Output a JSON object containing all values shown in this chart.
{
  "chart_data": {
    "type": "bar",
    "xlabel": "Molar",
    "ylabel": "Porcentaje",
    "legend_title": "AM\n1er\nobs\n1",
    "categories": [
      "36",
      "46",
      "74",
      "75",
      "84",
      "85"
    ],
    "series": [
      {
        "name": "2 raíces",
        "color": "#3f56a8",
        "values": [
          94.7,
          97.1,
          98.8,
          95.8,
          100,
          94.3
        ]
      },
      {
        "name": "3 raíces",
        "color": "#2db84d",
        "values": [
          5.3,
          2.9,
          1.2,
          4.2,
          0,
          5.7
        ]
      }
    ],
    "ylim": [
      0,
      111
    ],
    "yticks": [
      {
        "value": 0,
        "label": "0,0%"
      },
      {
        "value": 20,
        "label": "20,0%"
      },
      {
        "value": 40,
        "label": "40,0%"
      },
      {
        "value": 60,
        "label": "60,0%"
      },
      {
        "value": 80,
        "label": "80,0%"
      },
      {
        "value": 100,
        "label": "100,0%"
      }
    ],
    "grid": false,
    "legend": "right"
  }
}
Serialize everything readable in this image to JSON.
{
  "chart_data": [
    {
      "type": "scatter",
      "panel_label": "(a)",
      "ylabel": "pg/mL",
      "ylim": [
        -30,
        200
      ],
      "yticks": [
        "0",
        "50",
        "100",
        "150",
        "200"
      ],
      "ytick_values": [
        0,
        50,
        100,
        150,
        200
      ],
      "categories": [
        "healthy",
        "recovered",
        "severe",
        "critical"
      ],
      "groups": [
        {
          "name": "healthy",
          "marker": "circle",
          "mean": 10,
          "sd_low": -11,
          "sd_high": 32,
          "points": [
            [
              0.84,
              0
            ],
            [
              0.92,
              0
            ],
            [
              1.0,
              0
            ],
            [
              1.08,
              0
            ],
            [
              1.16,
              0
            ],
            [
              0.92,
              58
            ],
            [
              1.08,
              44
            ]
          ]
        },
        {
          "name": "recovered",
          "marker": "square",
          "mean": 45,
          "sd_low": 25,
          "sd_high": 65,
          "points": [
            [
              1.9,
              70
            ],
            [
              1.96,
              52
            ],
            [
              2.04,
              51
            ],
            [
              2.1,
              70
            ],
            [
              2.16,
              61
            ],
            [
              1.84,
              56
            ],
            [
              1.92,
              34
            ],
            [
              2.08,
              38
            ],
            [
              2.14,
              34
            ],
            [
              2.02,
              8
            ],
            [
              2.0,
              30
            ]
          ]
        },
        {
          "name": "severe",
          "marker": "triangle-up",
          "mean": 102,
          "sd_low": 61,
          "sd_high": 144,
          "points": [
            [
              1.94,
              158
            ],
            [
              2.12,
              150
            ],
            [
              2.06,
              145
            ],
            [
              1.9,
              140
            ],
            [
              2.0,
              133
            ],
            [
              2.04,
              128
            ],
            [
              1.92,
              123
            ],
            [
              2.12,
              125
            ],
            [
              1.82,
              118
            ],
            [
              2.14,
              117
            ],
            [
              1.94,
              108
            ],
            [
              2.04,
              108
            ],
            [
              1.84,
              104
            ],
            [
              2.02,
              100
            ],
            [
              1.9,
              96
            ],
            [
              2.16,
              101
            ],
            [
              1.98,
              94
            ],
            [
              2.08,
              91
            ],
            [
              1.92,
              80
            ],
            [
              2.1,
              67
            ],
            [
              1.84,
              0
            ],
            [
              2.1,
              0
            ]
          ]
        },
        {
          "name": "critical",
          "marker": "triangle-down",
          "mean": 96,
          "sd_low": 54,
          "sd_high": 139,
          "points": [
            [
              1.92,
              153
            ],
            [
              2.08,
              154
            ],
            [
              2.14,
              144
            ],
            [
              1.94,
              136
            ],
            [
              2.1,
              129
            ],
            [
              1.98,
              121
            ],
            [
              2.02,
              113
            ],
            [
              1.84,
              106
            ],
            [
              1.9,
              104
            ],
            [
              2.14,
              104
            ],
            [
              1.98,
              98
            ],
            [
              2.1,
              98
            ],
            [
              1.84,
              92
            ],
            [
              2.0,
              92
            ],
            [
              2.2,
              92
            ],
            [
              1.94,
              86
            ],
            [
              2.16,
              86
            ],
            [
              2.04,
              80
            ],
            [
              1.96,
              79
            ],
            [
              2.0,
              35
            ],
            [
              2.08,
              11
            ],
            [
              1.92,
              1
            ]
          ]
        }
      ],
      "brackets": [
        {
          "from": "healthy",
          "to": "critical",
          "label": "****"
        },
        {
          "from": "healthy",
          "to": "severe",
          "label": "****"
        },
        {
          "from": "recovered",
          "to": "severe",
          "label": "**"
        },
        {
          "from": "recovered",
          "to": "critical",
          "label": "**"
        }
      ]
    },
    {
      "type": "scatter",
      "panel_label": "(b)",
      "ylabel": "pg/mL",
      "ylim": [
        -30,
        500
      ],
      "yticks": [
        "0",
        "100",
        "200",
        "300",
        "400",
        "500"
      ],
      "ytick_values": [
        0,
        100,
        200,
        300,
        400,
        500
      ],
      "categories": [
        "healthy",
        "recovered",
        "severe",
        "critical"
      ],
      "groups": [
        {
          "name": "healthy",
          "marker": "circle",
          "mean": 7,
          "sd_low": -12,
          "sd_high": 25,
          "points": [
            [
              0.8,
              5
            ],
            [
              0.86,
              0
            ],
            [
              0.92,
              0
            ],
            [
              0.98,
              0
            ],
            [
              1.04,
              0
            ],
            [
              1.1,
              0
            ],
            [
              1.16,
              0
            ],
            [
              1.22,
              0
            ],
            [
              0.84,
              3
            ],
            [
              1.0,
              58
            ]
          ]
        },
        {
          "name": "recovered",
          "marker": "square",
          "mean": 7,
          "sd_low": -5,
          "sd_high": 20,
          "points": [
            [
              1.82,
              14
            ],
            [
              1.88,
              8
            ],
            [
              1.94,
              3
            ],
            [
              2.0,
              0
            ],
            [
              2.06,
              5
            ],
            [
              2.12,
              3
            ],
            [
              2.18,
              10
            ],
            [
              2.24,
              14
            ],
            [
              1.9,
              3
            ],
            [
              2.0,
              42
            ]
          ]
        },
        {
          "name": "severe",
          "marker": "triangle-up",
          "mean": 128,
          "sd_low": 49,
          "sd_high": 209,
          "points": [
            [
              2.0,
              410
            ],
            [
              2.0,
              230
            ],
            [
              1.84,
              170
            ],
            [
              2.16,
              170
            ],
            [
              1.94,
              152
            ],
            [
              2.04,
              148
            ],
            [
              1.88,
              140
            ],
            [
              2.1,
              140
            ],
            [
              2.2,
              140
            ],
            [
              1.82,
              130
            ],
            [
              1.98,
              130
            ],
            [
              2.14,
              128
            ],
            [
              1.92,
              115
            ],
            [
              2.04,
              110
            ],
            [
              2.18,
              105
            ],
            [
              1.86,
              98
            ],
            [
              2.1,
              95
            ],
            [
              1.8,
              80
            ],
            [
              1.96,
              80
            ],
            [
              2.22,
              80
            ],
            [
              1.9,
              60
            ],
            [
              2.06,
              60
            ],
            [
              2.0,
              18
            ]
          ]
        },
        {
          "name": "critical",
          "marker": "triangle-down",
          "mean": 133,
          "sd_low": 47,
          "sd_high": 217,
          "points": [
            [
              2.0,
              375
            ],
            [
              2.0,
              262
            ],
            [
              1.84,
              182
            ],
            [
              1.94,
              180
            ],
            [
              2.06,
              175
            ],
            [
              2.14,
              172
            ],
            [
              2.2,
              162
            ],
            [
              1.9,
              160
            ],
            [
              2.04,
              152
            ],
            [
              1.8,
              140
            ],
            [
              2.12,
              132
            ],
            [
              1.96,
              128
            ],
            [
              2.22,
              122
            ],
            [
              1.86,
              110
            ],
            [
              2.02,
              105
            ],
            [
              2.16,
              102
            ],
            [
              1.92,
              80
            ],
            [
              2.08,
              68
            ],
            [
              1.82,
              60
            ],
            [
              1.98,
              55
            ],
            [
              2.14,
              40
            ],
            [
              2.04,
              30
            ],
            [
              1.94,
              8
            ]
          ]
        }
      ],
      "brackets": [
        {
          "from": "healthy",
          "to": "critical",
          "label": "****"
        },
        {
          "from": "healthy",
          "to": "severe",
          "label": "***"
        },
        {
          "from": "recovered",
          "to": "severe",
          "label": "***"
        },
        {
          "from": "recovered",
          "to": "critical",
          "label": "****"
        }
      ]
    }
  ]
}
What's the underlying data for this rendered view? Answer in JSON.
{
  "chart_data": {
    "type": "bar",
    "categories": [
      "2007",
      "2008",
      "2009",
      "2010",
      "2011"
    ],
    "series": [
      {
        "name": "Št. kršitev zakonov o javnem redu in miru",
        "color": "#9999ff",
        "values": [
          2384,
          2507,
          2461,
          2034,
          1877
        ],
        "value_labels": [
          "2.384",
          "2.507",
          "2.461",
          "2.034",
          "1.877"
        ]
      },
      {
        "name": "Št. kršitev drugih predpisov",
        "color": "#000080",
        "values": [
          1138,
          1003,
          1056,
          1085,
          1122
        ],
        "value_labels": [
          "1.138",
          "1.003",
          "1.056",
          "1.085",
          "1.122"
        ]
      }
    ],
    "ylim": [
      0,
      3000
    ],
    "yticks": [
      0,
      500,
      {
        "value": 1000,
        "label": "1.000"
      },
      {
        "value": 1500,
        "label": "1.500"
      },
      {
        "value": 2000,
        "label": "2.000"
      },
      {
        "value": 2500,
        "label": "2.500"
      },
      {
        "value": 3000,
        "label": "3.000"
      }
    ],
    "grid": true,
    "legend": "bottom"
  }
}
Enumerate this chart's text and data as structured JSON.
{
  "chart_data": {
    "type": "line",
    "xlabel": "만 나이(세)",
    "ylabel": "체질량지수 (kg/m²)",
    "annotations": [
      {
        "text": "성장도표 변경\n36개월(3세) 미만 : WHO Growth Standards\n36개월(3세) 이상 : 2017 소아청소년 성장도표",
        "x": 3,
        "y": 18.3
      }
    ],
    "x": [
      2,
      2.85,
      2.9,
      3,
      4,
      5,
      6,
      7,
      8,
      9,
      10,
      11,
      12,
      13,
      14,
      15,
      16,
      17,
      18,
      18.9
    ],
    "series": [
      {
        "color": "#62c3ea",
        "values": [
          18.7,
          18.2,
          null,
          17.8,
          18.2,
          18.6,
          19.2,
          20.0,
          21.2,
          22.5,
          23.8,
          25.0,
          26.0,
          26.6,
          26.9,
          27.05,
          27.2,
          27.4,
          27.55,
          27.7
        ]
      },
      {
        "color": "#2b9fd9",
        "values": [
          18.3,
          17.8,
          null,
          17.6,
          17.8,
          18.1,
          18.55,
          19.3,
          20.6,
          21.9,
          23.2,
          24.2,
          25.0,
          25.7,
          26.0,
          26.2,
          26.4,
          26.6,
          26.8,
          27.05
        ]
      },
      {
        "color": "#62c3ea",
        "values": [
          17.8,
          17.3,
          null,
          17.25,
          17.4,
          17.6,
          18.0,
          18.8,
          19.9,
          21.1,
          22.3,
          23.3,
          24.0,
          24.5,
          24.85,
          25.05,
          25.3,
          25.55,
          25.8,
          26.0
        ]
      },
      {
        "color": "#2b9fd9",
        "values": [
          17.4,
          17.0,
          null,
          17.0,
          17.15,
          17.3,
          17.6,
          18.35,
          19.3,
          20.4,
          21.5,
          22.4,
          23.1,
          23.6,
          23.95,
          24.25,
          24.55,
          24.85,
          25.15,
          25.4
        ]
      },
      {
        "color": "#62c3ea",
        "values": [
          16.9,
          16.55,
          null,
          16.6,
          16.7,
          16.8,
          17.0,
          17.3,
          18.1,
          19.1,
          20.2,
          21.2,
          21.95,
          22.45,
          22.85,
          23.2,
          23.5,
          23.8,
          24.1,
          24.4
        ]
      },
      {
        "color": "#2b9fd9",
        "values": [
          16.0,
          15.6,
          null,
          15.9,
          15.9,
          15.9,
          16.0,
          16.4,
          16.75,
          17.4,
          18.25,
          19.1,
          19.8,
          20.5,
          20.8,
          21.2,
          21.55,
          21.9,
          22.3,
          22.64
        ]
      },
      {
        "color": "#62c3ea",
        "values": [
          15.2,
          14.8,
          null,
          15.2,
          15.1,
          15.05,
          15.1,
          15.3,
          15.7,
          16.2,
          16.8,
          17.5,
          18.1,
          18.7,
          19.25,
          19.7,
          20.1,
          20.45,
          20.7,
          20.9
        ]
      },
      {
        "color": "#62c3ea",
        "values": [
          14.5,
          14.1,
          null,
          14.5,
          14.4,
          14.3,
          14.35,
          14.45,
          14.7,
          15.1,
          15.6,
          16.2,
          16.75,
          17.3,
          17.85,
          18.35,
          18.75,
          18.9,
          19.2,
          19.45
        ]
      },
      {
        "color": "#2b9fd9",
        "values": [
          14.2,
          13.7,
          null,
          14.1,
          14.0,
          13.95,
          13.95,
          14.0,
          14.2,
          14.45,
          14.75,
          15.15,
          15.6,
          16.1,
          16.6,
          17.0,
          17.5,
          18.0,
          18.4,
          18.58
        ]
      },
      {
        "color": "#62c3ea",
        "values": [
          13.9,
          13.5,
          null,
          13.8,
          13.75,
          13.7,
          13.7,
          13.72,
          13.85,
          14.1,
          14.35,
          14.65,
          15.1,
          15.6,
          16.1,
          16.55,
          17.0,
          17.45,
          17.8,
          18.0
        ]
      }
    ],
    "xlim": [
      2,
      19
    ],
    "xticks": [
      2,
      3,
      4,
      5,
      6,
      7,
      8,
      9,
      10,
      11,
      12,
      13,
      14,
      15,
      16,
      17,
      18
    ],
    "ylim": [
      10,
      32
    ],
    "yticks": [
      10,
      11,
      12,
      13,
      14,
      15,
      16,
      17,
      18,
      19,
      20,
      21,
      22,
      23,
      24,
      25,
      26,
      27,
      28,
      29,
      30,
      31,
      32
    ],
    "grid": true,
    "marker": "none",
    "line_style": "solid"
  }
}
┄┄┄┄┄┄
▸ **Stated exercise**: Copy, from the material above, each line in which the string "ylabel" occurs.

▸ **Full solution**:
    "ylabel": "Porcentaje",
      "ylabel": "pg/mL",
      "ylabel": "pg/mL",
    "ylabel": "체질량지수 (kg/m²)",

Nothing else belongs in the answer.